- What is asked
Only the lines holding the string "testFindById" are needed. Copy each one.

* start Records for the task *

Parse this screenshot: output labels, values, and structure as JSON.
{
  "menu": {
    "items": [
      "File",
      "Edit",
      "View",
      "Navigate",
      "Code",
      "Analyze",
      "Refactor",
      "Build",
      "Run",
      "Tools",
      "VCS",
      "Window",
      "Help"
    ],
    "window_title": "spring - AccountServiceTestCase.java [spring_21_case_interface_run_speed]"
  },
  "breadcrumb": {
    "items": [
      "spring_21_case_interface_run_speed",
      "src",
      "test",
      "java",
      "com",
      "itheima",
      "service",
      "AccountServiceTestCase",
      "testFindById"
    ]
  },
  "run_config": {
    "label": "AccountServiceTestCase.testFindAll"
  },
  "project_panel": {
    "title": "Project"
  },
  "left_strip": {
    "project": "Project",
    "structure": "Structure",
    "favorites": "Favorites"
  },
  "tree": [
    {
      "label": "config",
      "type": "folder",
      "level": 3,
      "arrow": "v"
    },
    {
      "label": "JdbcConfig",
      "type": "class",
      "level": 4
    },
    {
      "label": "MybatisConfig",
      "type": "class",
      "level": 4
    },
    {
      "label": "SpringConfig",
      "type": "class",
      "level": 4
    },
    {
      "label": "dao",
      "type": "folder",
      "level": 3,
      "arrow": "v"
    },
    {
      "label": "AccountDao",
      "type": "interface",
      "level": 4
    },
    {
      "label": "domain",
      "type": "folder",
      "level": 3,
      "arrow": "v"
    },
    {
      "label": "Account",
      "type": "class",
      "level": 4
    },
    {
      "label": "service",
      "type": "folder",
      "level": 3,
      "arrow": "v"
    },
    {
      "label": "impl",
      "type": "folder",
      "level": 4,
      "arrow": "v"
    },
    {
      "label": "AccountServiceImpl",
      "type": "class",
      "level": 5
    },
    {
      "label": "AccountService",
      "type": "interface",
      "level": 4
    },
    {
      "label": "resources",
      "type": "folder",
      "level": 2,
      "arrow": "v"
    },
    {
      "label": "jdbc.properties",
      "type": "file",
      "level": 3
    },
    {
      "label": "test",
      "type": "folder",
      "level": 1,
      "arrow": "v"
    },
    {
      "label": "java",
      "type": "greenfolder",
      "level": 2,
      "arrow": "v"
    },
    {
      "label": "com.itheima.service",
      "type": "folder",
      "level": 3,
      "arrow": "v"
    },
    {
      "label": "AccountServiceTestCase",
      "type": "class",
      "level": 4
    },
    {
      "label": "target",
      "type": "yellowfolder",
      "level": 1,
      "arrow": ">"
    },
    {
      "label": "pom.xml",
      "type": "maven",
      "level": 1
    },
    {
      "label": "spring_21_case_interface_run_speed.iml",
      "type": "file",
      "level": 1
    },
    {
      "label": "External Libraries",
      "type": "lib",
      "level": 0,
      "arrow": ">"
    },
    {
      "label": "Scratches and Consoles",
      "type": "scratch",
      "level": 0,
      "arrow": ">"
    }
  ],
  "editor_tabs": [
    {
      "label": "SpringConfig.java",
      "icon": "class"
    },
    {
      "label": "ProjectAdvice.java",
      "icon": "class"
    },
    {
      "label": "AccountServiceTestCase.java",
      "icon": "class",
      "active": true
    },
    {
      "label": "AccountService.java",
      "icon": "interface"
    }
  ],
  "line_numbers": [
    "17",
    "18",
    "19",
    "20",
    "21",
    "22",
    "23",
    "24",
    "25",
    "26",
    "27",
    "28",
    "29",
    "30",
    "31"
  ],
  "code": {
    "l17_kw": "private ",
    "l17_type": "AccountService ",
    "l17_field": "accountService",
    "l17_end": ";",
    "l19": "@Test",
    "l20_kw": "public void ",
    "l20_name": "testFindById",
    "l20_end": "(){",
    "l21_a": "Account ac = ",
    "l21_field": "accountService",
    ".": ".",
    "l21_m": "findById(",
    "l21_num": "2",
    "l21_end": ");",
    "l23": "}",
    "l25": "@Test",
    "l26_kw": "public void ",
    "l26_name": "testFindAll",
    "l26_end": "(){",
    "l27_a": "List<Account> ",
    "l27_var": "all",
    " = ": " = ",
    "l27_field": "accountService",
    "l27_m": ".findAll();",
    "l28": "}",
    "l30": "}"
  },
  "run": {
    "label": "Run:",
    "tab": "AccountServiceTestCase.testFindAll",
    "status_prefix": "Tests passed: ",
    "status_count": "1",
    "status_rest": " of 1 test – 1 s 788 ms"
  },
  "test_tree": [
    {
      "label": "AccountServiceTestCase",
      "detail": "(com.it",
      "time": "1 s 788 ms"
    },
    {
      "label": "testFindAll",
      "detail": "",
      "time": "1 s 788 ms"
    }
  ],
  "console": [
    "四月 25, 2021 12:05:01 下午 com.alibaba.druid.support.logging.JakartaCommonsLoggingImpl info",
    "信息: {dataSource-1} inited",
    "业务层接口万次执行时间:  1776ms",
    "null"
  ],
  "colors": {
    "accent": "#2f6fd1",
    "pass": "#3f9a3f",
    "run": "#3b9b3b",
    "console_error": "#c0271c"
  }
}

* end Records for the task *

- Answer in full
      "testFindById"
    "l20_name": "testFindById",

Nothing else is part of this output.